* Instruction
Can you arrange the lines of these records as a Markdown table with the columns "Row" and "Line," leaving out blank lines? Omit the pictures from your answer.
[START OF Dataset rows]
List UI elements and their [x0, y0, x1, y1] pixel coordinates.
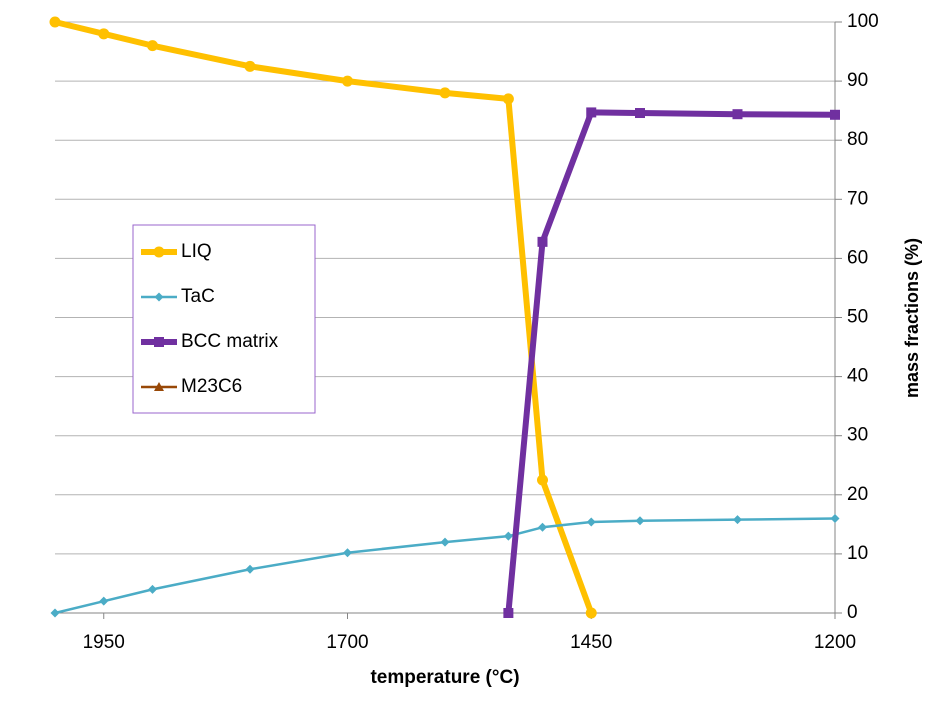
y-tick-label: 0 — [847, 602, 858, 623]
series-line — [54, 517, 836, 615]
point — [635, 108, 645, 119]
point — [343, 548, 352, 558]
point — [503, 608, 514, 618]
legend-label: LIQ — [181, 241, 212, 262]
point — [830, 513, 840, 523]
legend-marker — [153, 246, 165, 258]
x-tick-label: 1700 — [326, 632, 368, 653]
point — [342, 75, 353, 87]
point — [50, 608, 60, 618]
point — [830, 109, 840, 120]
legend-marker — [154, 292, 164, 302]
point — [586, 517, 596, 527]
x-axis-label: temperature (°C) — [370, 667, 519, 688]
point — [586, 107, 597, 118]
point — [98, 28, 110, 40]
x-tick-label: 1950 — [83, 632, 125, 653]
y-tick-label: 100 — [847, 11, 879, 32]
point — [147, 40, 158, 52]
point — [148, 584, 157, 594]
point — [635, 516, 645, 526]
y-tick-label: 10 — [847, 543, 868, 564]
y-tick-label: 20 — [847, 484, 868, 505]
point — [99, 596, 109, 606]
legend-marker — [154, 337, 164, 347]
point — [440, 537, 450, 547]
legend-label: M23C6 — [181, 376, 242, 397]
point — [537, 474, 548, 486]
point — [732, 109, 743, 120]
legend-label: BCC matrix — [181, 331, 279, 352]
legend-label: TaC — [181, 286, 215, 307]
point — [502, 93, 514, 105]
point — [733, 515, 742, 525]
x-tick-label: 1450 — [570, 632, 612, 653]
y-tick-label: 30 — [847, 425, 868, 446]
y-axis-label: mass fractions (%) — [902, 238, 922, 398]
y-tick-label: 80 — [847, 129, 868, 150]
point — [245, 564, 255, 574]
point — [503, 531, 513, 541]
point — [537, 236, 548, 247]
y-tick-label: 60 — [847, 247, 868, 268]
point — [49, 16, 61, 28]
point — [585, 607, 597, 619]
point — [538, 522, 547, 532]
x-tick-label: 1200 — [814, 632, 856, 653]
y-tick-label: 70 — [847, 188, 868, 209]
point — [439, 87, 451, 99]
y-tick-label: 90 — [847, 70, 868, 91]
series-line — [505, 109, 836, 614]
y-tick-label: 40 — [847, 366, 868, 387]
point — [244, 60, 256, 72]
y-tick-label: 50 — [847, 307, 868, 328]
legend-box — [132, 224, 316, 414]
legend-marker — [154, 382, 164, 391]
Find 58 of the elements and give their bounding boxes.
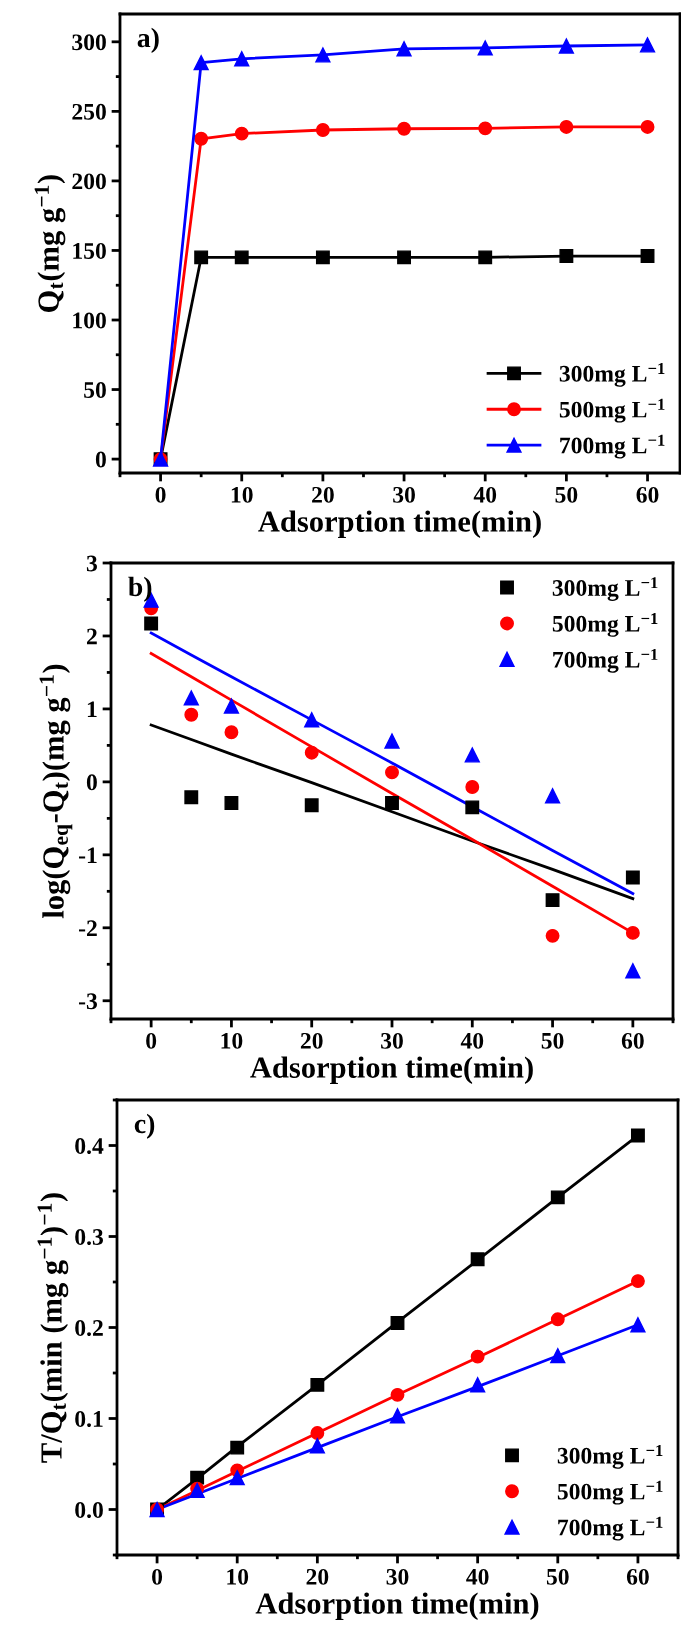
[END OF Dataset rows]
* Answer in full
| Row | Line |
|---|---|
| 1 | List UI elements and their [x0, y0, x1, y1] pixel coordinates. |
| 2 | y-tick-label: 0 — [847, 602, 858, 623] |
| 3 | series-line — [54, 517, 836, 615] |
| 4 | point — [635, 108, 645, 119] |
| 5 | point — [343, 548, 352, 558] |
| 6 | point — [503, 608, 514, 618] |
| 7 | legend-label: LIQ — [181, 241, 212, 262] |
| 8 | point — [830, 513, 840, 523] |
| 9 | legend-marker — [153, 246, 165, 258] |
| 10 | x-tick-label: 1700 — [326, 632, 368, 653] |
| 11 | point — [342, 75, 353, 87] |
| 12 | point — [50, 608, 60, 618] |
| 13 | point — [830, 109, 840, 120] |
| 14 | legend-marker — [154, 292, 164, 302] |
| 15 | point — [586, 517, 596, 527] |
| 16 | x-axis-label: temperature (°C) — [370, 667, 519, 688] |
| 17 | point — [586, 107, 597, 118] |
| 18 | point — [98, 28, 110, 40] |
| 19 | x-tick-label: 1950 — [83, 632, 125, 653] |
| 20 | y-tick-label: 100 — [847, 11, 879, 32] |
| 21 | point — [147, 40, 158, 52] |
| 22 | point — [148, 584, 157, 594] |
| 23 | point — [635, 516, 645, 526] |
| 24 | y-tick-label: 10 — [847, 543, 868, 564] |
| 25 | y-tick-label: 20 — [847, 484, 868, 505] |
| 26 | point — [99, 596, 109, 606] |
| 27 | legend-marker — [154, 337, 164, 347] |
| 28 | point — [440, 537, 450, 547] |
| 29 | legend-label: M23C6 — [181, 376, 242, 397] |
| 30 | point — [537, 474, 548, 486] |
| 31 | point — [732, 109, 743, 120] |
| 32 | legend-label: BCC matrix — [181, 331, 279, 352] |
| 33 | legend-label: TaC — [181, 286, 215, 307] |
| 34 | point — [502, 93, 514, 105] |
| 35 | point — [733, 515, 742, 525] |
| 36 | x-tick-label: 1450 — [570, 632, 612, 653] |
| 37 | y-tick-label: 30 — [847, 425, 868, 446] |
| 38 | y-axis-label: mass fractions (%) — [902, 238, 922, 398] |
| 39 | y-tick-label: 80 — [847, 129, 868, 150] |
| 40 | point — [245, 564, 255, 574] |
| 41 | point — [503, 531, 513, 541] |
| 42 | point — [537, 236, 548, 247] |
| 43 | y-tick-label: 60 — [847, 247, 868, 268] |
| 44 | point — [49, 16, 61, 28] |
| 45 | point — [585, 607, 597, 619] |
| 46 | point — [538, 522, 547, 532] |
| 47 | x-tick-label: 1200 — [814, 632, 856, 653] |
| 48 | y-tick-label: 70 — [847, 188, 868, 209] |
| 49 | point — [439, 87, 451, 99] |
| 50 | y-tick-label: 90 — [847, 70, 868, 91] |
| 51 | series-line — [505, 109, 836, 614] |
| 52 | y-tick-label: 40 — [847, 366, 868, 387] |
| 53 | point — [244, 60, 256, 72] |
| 54 | y-tick-label: 50 — [847, 307, 868, 328] |
| 55 | legend-box — [132, 224, 316, 414] |
| 56 | legend-marker — [154, 382, 164, 391] |
| 57 | Find 58 of the elements and give their bounding boxes. |